Only an exact repetition of all the entries will be accepted.

#### Supplied material

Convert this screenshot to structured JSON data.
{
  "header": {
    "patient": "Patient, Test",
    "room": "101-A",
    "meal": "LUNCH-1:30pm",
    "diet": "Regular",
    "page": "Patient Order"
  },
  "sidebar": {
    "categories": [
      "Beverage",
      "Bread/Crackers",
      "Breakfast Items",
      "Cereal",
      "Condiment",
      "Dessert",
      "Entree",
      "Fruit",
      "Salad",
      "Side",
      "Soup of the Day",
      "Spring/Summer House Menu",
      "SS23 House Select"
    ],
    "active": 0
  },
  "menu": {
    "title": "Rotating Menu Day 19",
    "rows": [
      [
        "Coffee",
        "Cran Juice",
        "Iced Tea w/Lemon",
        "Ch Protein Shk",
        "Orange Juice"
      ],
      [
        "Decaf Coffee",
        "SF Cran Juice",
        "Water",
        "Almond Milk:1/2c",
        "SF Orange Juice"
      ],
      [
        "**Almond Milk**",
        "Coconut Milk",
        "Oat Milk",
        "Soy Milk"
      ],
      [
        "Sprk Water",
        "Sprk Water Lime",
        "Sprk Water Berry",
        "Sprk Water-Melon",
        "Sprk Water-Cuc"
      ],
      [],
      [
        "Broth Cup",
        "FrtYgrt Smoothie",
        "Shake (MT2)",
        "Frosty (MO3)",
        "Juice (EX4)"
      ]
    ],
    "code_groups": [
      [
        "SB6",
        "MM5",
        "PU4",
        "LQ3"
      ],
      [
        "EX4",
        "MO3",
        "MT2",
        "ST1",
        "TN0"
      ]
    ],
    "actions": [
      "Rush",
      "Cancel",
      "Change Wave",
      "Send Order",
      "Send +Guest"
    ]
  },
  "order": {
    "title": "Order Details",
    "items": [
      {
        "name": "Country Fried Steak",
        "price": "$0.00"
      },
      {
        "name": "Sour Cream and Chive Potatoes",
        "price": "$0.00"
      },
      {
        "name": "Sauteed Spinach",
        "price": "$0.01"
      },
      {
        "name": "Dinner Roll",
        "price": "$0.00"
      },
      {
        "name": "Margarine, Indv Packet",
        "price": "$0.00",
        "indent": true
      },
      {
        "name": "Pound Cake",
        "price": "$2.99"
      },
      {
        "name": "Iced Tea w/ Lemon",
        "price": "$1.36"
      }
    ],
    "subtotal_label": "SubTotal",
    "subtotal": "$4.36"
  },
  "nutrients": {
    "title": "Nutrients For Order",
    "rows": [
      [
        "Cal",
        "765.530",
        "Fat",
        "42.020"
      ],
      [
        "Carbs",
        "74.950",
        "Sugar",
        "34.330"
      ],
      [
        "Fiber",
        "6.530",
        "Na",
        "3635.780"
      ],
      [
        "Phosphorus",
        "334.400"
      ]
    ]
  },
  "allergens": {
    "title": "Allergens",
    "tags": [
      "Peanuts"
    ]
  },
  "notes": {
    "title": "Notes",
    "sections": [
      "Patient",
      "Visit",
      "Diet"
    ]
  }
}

########

▸ **Solution**:
Convert this screenshot to structured JSON data.
{
  "header": {
    "patient": "Patient, Test",
    "room": "101-A",
    "meal": "LUNCH-1:30pm",
    "diet": "Regular",
    "page": "Patient Order"
  },
  "sidebar": {
    "categories": [
      "Beverage",
      "Bread/Crackers",
      "Breakfast Items",
      "Cereal",
      "Condiment",
      "Dessert",
      "Entree",
      "Fruit",
      "Salad",
      "Side",
      "Soup of the Day",
      "Spring/Summer House Menu",
      "SS23 House Select"
    ],
    "active": 0
  },
  "menu": {
    "title": "Rotating Menu Day 19",
    "rows": [
      [
        "Coffee",
        "Cran Juice",
        "Iced Tea w/Lemon",
        "Ch Protein Shk",
        "Orange Juice"
      ],
      [
        "Decaf Coffee",
        "SF Cran Juice",
        "Water",
        "Almond Milk:1/2c",
        "SF Orange Juice"
      ],
      [
        "**Almond Milk**",
        "Coconut Milk",
        "Oat Milk",
        "Soy Milk"
      ],
      [
        "Sprk Water",
        "Sprk Water Lime",
        "Sprk Water Berry",
        "Sprk Water-Melon",
        "Sprk Water-Cuc"
      ],
      [],
      [
        "Broth Cup",
        "FrtYgrt Smoothie",
        "Shake (MT2)",
        "Frosty (MO3)",
        "Juice (EX4)"
      ]
    ],
    "code_groups": [
      [
        "SB6",
        "MM5",
        "PU4",
        "LQ3"
      ],
      [
        "EX4",
        "MO3",
        "MT2",
        "ST1",
        "TN0"
      ]
    ],
    "actions": [
      "Rush",
      "Cancel",
      "Change Wave",
      "Send Order",
      "Send +Guest"
    ]
  },
  "order": {
    "title": "Order Details",
    "items": [
      {
        "name": "Country Fried Steak",
        "price": "$0.00"
      },
      {
        "name": "Sour Cream and Chive Potatoes",
        "price": "$0.00"
      },
      {
        "name": "Sauteed Spinach",
        "price": "$0.01"
      },
      {
        "name": "Dinner Roll",
        "price": "$0.00"
      },
      {
        "name": "Margarine, Indv Packet",
        "price": "$0.00",
        "indent": true
      },
      {
        "name": "Pound Cake",
        "price": "$2.99"
      },
      {
        "name": "Iced Tea w/ Lemon",
        "price": "$1.36"
      }
    ],
    "subtotal_label": "SubTotal",
    "subtotal": "$4.36"
  },
  "nutrients": {
    "title": "Nutrients For Order",
    "rows": [
      [
        "Cal",
        "765.530",
        "Fat",
        "42.020"
      ],
      [
        "Carbs",
        "74.950",
        "Sugar",
        "34.330"
      ],
      [
        "Fiber",
        "6.530",
        "Na",
        "3635.780"
      ],
      [
        "Phosphorus",
        "334.400"
      ]
    ]
  },
  "allergens": {
    "title": "Allergens",
    "tags": [
      "Peanuts"
    ]
  },
  "notes": {
    "title": "Notes",
    "sections": [
      "Patient",
      "Visit",
      "Diet"
    ]
  }
}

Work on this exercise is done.